**Prompt 1:** Rewrite the paragraph of the Terence Dunworth profile that begins "Terence Dunworth, Institute Fellow" as a bulleted list that keeps its main facts.
**Prompt 2:** Print the portion of the Terence Dunworth profile between "Terence Dunworth, Institute" and "fromMichigan State University.", inclusive.

**Document extract:**
◆ ◆ ◆ ◆

Terence Dunworth, Institute Fellow at the Urban Institute, is past director of the UI s Justice Policy Center. Dr. Dunworth, formerly managing vice president of Abt Associates Inc. s Law and Public Policy Area, has directed evaluations of many national programs, including the Byrne Formula Grant Program, the Weed and Seed program, and the Youth Firearms Violence Initiative. Before joining Abt Associates, he was senior operations research specialist in the Social Policy Department at RAND. He also has served as a consultant to, among others, the World Bank and the states of California and Michigan for criminal justice programs and planning. Dr. Dunworth earned his Ph.D. in political science fromMichigan State University.

◆ ◆ ◆ ◆

(Source records)
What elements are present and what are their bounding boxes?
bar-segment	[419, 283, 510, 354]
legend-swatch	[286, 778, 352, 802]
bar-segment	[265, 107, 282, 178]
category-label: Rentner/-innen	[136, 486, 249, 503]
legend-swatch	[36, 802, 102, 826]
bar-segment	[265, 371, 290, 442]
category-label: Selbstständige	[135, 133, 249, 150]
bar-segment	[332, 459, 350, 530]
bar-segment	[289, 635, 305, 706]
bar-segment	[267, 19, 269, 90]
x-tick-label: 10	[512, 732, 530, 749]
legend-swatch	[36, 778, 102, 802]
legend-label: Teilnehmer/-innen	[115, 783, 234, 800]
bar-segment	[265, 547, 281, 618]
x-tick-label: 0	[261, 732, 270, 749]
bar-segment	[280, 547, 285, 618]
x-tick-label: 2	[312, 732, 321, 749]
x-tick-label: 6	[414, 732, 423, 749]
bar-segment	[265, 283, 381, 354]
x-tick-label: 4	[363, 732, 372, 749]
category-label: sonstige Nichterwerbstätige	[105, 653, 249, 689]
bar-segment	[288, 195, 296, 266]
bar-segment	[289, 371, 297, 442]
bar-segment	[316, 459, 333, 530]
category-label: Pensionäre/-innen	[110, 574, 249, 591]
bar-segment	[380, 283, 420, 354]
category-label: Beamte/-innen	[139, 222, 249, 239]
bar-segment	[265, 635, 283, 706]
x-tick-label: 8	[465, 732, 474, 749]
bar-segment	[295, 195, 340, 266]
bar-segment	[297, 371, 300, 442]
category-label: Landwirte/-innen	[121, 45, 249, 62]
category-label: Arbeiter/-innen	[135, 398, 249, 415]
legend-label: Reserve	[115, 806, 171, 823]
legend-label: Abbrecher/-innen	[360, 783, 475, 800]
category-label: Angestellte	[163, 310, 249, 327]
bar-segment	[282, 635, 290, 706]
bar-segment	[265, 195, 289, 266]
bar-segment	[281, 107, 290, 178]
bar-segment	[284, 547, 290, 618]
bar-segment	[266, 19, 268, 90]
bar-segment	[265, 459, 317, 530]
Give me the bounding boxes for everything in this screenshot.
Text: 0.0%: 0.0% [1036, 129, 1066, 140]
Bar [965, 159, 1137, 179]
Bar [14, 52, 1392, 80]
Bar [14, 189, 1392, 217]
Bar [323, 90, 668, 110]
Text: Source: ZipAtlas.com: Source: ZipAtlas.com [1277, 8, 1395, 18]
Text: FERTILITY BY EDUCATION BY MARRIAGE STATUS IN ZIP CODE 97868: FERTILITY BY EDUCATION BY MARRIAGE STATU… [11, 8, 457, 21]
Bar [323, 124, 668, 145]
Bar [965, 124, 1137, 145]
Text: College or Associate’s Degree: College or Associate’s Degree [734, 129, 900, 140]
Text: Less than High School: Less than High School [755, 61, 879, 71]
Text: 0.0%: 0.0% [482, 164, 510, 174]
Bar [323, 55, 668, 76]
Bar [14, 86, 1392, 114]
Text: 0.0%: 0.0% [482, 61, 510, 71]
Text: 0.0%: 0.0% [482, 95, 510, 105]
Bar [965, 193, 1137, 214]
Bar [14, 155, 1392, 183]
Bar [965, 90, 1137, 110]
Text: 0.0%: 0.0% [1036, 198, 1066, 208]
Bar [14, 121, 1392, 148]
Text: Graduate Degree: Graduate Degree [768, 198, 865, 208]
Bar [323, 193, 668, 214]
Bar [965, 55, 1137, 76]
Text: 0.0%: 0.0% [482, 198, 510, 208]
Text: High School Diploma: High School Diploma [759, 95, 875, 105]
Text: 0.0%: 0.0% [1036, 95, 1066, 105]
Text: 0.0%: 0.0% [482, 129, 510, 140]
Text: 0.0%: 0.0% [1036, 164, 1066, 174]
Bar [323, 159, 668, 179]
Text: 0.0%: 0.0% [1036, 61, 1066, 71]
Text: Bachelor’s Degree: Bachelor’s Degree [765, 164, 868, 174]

◆ ◆ ◆ ◆

**Exercise solution 1:**
- Institute Fellow at the Urban Institute and past director of its Justice Policy Center
- Formerly managing vice president of the Law and Public Policy Area at Abt Associates Inc.
- Has directed evaluations of many national programs, including the Byrne Formula Grant Program, the Weed and Seed program, and the Youth Firearms Violence Initiative
- Before Abt Associates, worked as senior operations research specialist in the Social Policy Department at RAND
- Has been a consultant on criminal justice programs and planning to the World Bank and the states of California and Michigan, among others
- Holds a Ph.D. in political science from Michigan State University

**Exercise solution 2:**
Terence Dunworth, Institute Fellow at the Urban Institute, is past director of the UI s Justice Policy Center. Dr. Dunworth, formerly managing vice president of Abt Associates Inc. s Law and Public Policy Area, has directed evaluations of many national programs, including the Byrne Formula Grant Program, the Weed and Seed program, and the Youth Firearms Violence Initiative. Before joining Abt Associates, he was senior operations research specialist in the Social Policy Department at RAND. He also has served as a consultant to, among others, the World Bank and the states of California and Michigan for criminal justice programs and planning. Dr. Dunworth earned his Ph.D. in political science fromMichigan State University.